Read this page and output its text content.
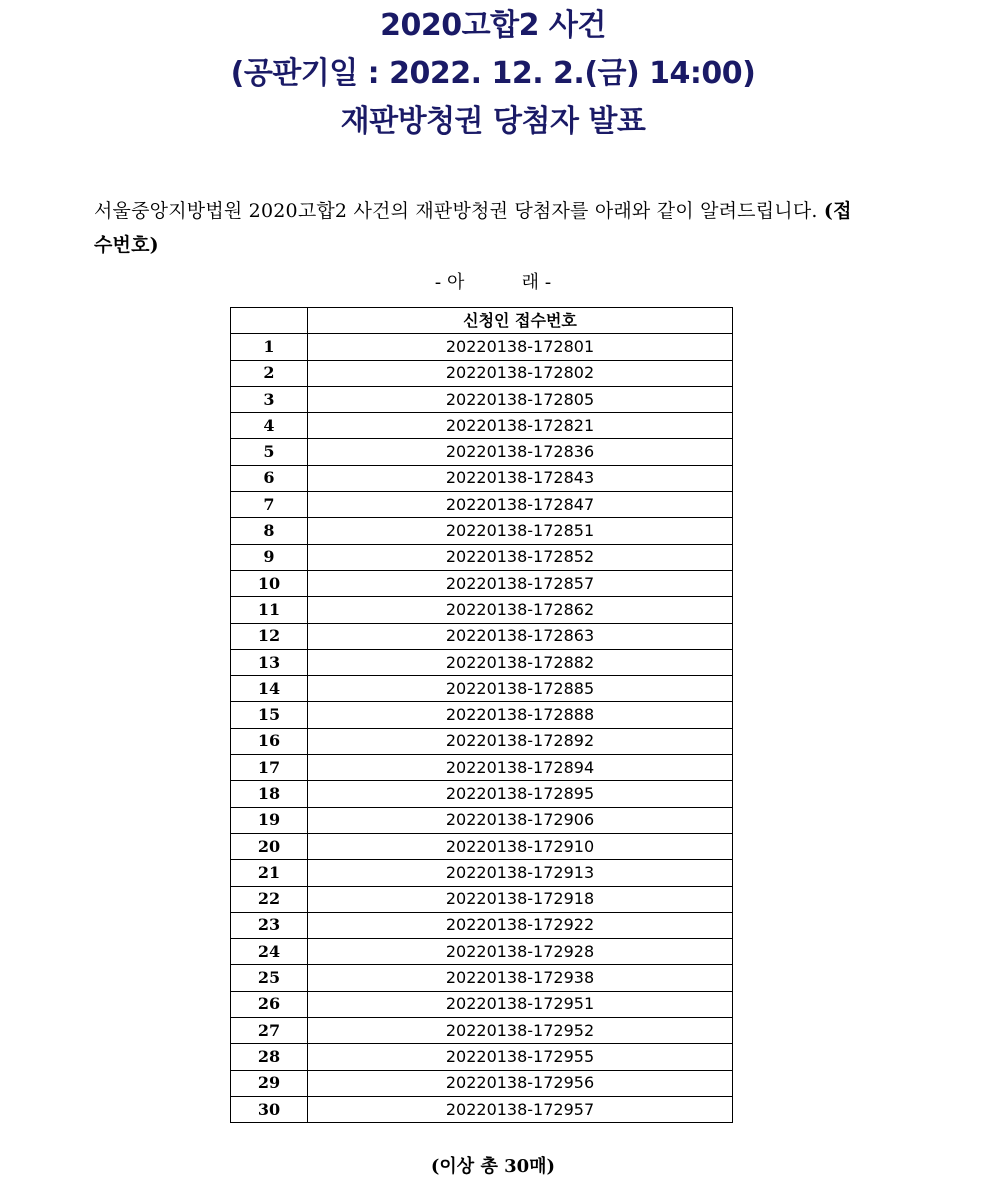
2020고합2 사건
(공판기일 : 2022. 12. 2.(금) 14:00)
재판방청권 당첨자 발표
서울중앙지방법원 2020고합2 사건의 재판방청권 당첨자를 아래와 같이 알려드립니다. (접수번호)
- 아          래 -
	신청인 접수번호
1	20220138-172801
2	20220138-172802
3	20220138-172805
4	20220138-172821
5	20220138-172836
6	20220138-172843
7	20220138-172847
8	20220138-172851
9	20220138-172852
10	20220138-172857
11	20220138-172862
12	20220138-172863
13	20220138-172882
14	20220138-172885
15	20220138-172888
16	20220138-172892
17	20220138-172894
18	20220138-172895
19	20220138-172906
20	20220138-172910
21	20220138-172913
22	20220138-172918
23	20220138-172922
24	20220138-172928
25	20220138-172938
26	20220138-172951
27	20220138-172952
28	20220138-172955
29	20220138-172956
30	20220138-172957
(이상 총 30매)
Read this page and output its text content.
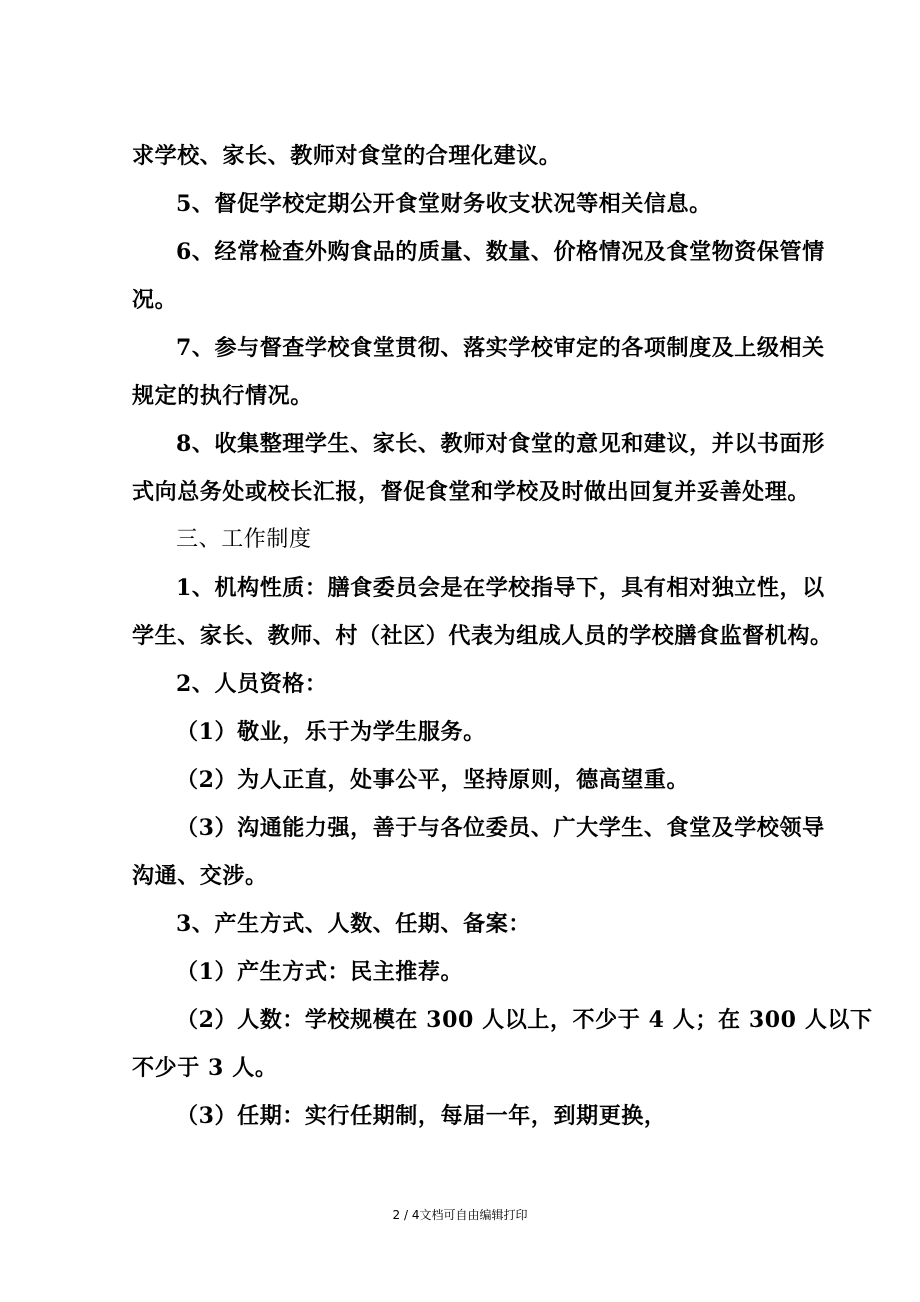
求学校、家长、教师对食堂的合理化建议。
5、督促学校定期公开食堂财务收支状况等相关信息。
6、经常检查外购食品的质量、数量、价格情况及食堂物资保管情
况。
7、参与督查学校食堂贯彻、落实学校审定的各项制度及上级相关
规定的执行情况。
8、收集整理学生、家长、教师对食堂的意见和建议，并以书面形
式向总务处或校长汇报，督促食堂和学校及时做出回复并妥善处理。
三、工作制度
1、机构性质：膳食委员会是在学校指导下，具有相对独立性，以
学生、家长、教师、村（社区）代表为组成人员的学校膳食监督机构。
2、人员资格：
（1）敬业，乐于为学生服务。
（2）为人正直，处事公平，坚持原则，德高望重。
（3）沟通能力强，善于与各位委员、广大学生、食堂及学校领导
沟通、交涉。
3、产生方式、人数、任期、备案：
（1）产生方式：民主推荐。
（2）人数：学校规模在 300 人以上，不少于 4 人；在 300 人以下
不少于 3 人。
（3）任期：实行任期制，每届一年，到期更换，
2 / 4文档可自由编辑打印
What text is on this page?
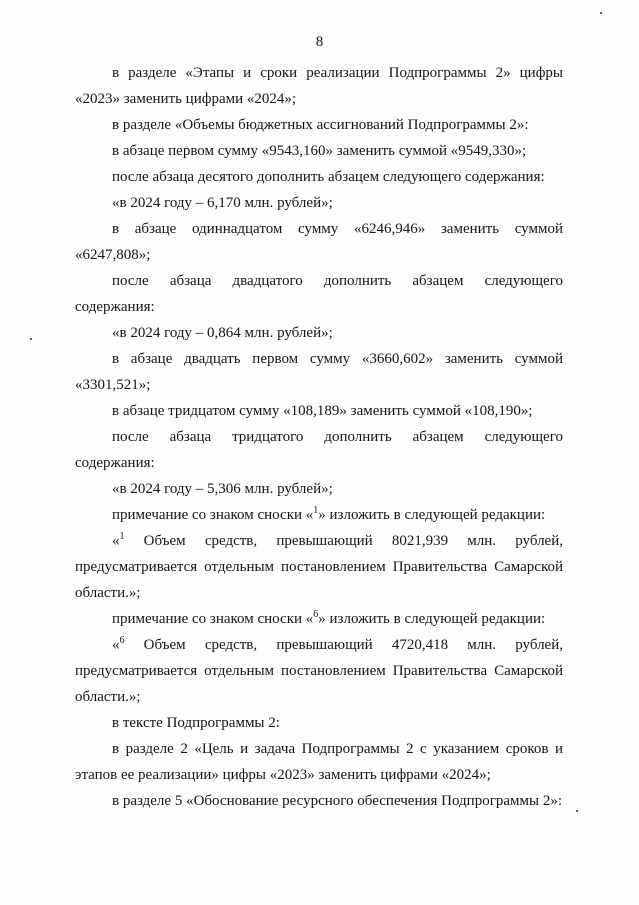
8
в разделе «Этапы и сроки реализации Подпрограммы 2» цифры
«2023» заменить цифрами «2024»;
в разделе «Объемы бюджетных ассигнований Подпрограммы 2»:
в абзаце первом сумму «9543,160» заменить суммой «9549,330»;
после абзаца десятого дополнить абзацем следующего содержания:
«в 2024 году – 6,170 млн. рублей»;
в абзаце одиннадцатом сумму «6246,946» заменить суммой
«6247,808»;
после абзаца двадцатого дополнить абзацем следующего
содержания:
«в 2024 году – 0,864 млн. рублей»;
в абзаце двадцать первом сумму «3660,602» заменить суммой
«3301,521»;
в абзаце тридцатом сумму «108,189» заменить суммой «108,190»;
после абзаца тридцатого дополнить абзацем следующего
содержания:
«в 2024 году – 5,306 млн. рублей»;
примечание со знаком сноски «$^1$» изложить в следующей редакции:
«$^1$ Объем средств, превышающий 8021,939 млн. рублей,
предусматривается отдельным постановлением Правительства Самарской
области.»;
примечание со знаком сноски «$^6$» изложить в следующей редакции:
«$^6$ Объем средств, превышающий 4720,418 млн. рублей,
предусматривается отдельным постановлением Правительства Самарской
области.»;
в тексте Подпрограммы 2:
в разделе 2 «Цель и задача Подпрограммы 2 с указанием сроков и
этапов ее реализации» цифры «2023» заменить цифрами «2024»;
в разделе 5 «Обоснование ресурсного обеспечения Подпрограммы 2»:
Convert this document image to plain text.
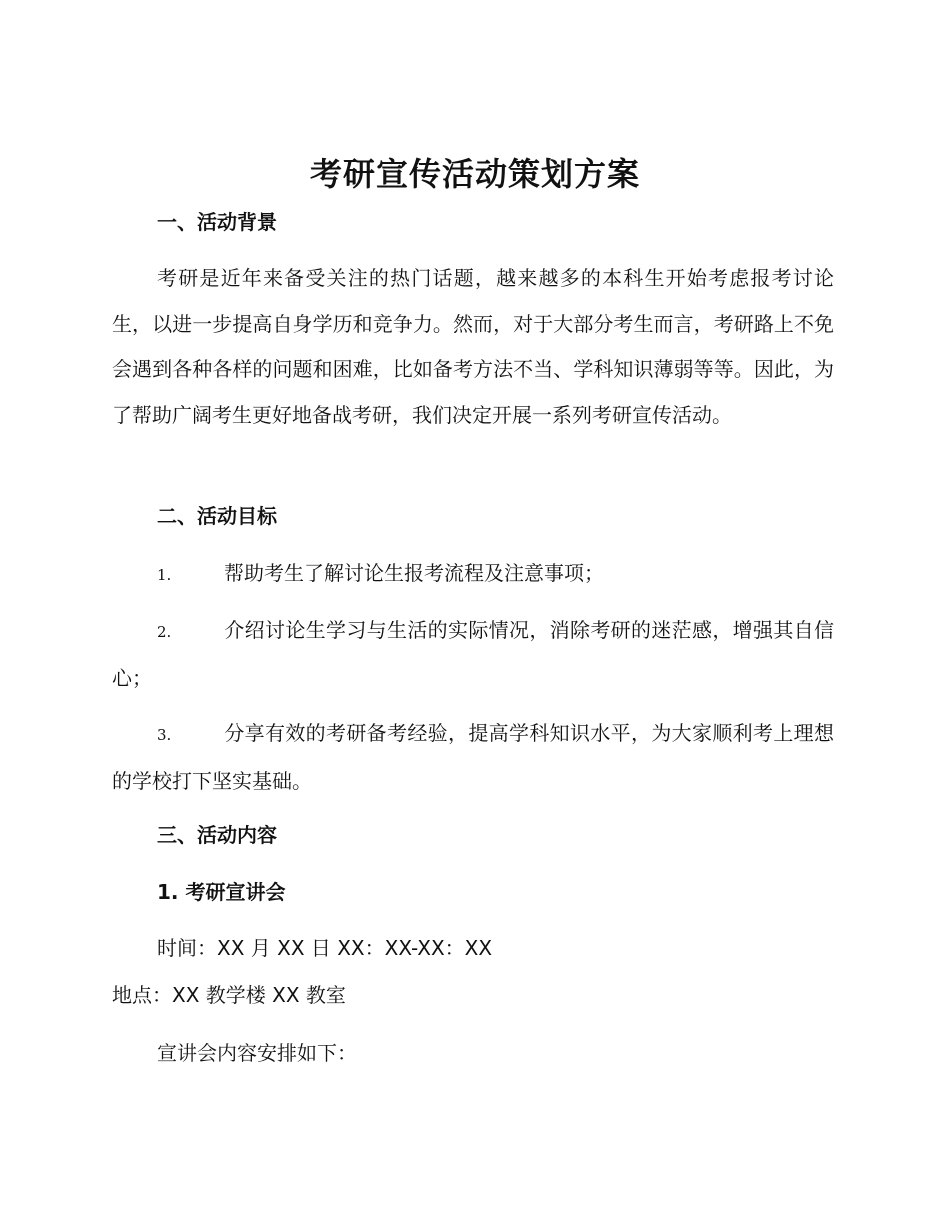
考研宣传活动策划方案
一、活动背景

考研是近年来备受关注的热门话题，越来越多的本科生开始考虑报考讨论生，以进一步提高自身学历和竞争力。然而，对于大部分考生而言，考研路上不免会遇到各种各样的问题和困难，比如备考方法不当、学科知识薄弱等等。因此，为了帮助广阔考生更好地备战考研，我们决定开展一系列考研宣传活动。

二、活动目标

1.	帮助考生了解讨论生报考流程及注意事项；

2.	介绍讨论生学习与生活的实际情况，消除考研的迷茫感，增强其自信心；

3.	分享有效的考研备考经验，提高学科知识水平，为大家顺利考上理想的学校打下坚实基础。

三、活动内容
1. 考研宣讲会
时间：XX 月 XX 日 XX：XX-XX：XX
地点：XX 教学楼 XX 教室
宣讲会内容安排如下：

_ _ _ _ _ _ _

YOUR OBJECTIVE
Make an exact copy of every entry above, minus the images.

ANSWER
Read this page and output its text content.
2020고합2 사건
(공판기일 : 2022. 12. 2.(금) 14:00)
재판방청권 당첨자 발표
서울중앙지방법원 2020고합2 사건의 재판방청권 당첨자를 아래와 같이 알려드립니다. (접수번호)
- 아          래 -
	신청인 접수번호
1	20220138-172801
2	20220138-172802
3	20220138-172805
4	20220138-172821
5	20220138-172836
6	20220138-172843
7	20220138-172847
8	20220138-172851
9	20220138-172852
10	20220138-172857
11	20220138-172862
12	20220138-172863
13	20220138-172882
14	20220138-172885
15	20220138-172888
16	20220138-172892
17	20220138-172894
18	20220138-172895
19	20220138-172906
20	20220138-172910
21	20220138-172913
22	20220138-172918
23	20220138-172922
24	20220138-172928
25	20220138-172938
26	20220138-172951
27	20220138-172952
28	20220138-172955
29	20220138-172956
30	20220138-172957
(이상 총 30매)
Read this page and output its text content.
求学校、家长、教师对食堂的合理化建议。
5、督促学校定期公开食堂财务收支状况等相关信息。
6、经常检查外购食品的质量、数量、价格情况及食堂物资保管情
况。
7、参与督查学校食堂贯彻、落实学校审定的各项制度及上级相关
规定的执行情况。
8、收集整理学生、家长、教师对食堂的意见和建议，并以书面形
式向总务处或校长汇报，督促食堂和学校及时做出回复并妥善处理。
三、工作制度
1、机构性质：膳食委员会是在学校指导下，具有相对独立性，以
学生、家长、教师、村（社区）代表为组成人员的学校膳食监督机构。
2、人员资格：
（1）敬业，乐于为学生服务。
（2）为人正直，处事公平，坚持原则，德高望重。
（3）沟通能力强，善于与各位委员、广大学生、食堂及学校领导
沟通、交涉。
3、产生方式、人数、任期、备案：
（1）产生方式：民主推荐。
（2）人数：学校规模在 300 人以上，不少于 4 人；在 300 人以下
不少于 3 人。
（3）任期：实行任期制，每届一年，到期更换，
2 / 4文档可自由编辑打印
What text is on this page?
8
в разделе «Этапы и сроки реализации Подпрограммы 2» цифры
«2023» заменить цифрами «2024»;
в разделе «Объемы бюджетных ассигнований Подпрограммы 2»:
в абзаце первом сумму «9543,160» заменить суммой «9549,330»;
после абзаца десятого дополнить абзацем следующего содержания:
«в 2024 году – 6,170 млн. рублей»;
в абзаце одиннадцатом сумму «6246,946» заменить суммой
«6247,808»;
после абзаца двадцатого дополнить абзацем следующего
содержания:
«в 2024 году – 0,864 млн. рублей»;
в абзаце двадцать первом сумму «3660,602» заменить суммой
«3301,521»;
в абзаце тридцатом сумму «108,189» заменить суммой «108,190»;
после абзаца тридцатого дополнить абзацем следующего
содержания:
«в 2024 году – 5,306 млн. рублей»;
примечание со знаком сноски «$^1$» изложить в следующей редакции:
«$^1$ Объем средств, превышающий 8021,939 млн. рублей,
предусматривается отдельным постановлением Правительства Самарской
области.»;
примечание со знаком сноски «$^6$» изложить в следующей редакции:
«$^6$ Объем средств, превышающий 4720,418 млн. рублей,
предусматривается отдельным постановлением Правительства Самарской
области.»;
в тексте Подпрограммы 2:
в разделе 2 «Цель и задача Подпрограммы 2 с указанием сроков и
этапов ее реализации» цифры «2023» заменить цифрами «2024»;
в разделе 5 «Обоснование ресурсного обеспечения Подпрограммы 2»:
Convert this document image to plain text.
考研宣传活动策划方案
一、活动背景

考研是近年来备受关注的热门话题，越来越多的本科生开始考虑报考讨论生，以进一步提高自身学历和竞争力。然而，对于大部分考生而言，考研路上不免会遇到各种各样的问题和困难，比如备考方法不当、学科知识薄弱等等。因此，为了帮助广阔考生更好地备战考研，我们决定开展一系列考研宣传活动。

二、活动目标

1.	帮助考生了解讨论生报考流程及注意事项；

2.	介绍讨论生学习与生活的实际情况，消除考研的迷茫感，增强其自信心；

3.	分享有效的考研备考经验，提高学科知识水平，为大家顺利考上理想的学校打下坚实基础。

三、活动内容
1. 考研宣讲会
时间：XX 月 XX 日 XX：XX-XX：XX
地点：XX 教学楼 XX 教室
宣讲会内容安排如下：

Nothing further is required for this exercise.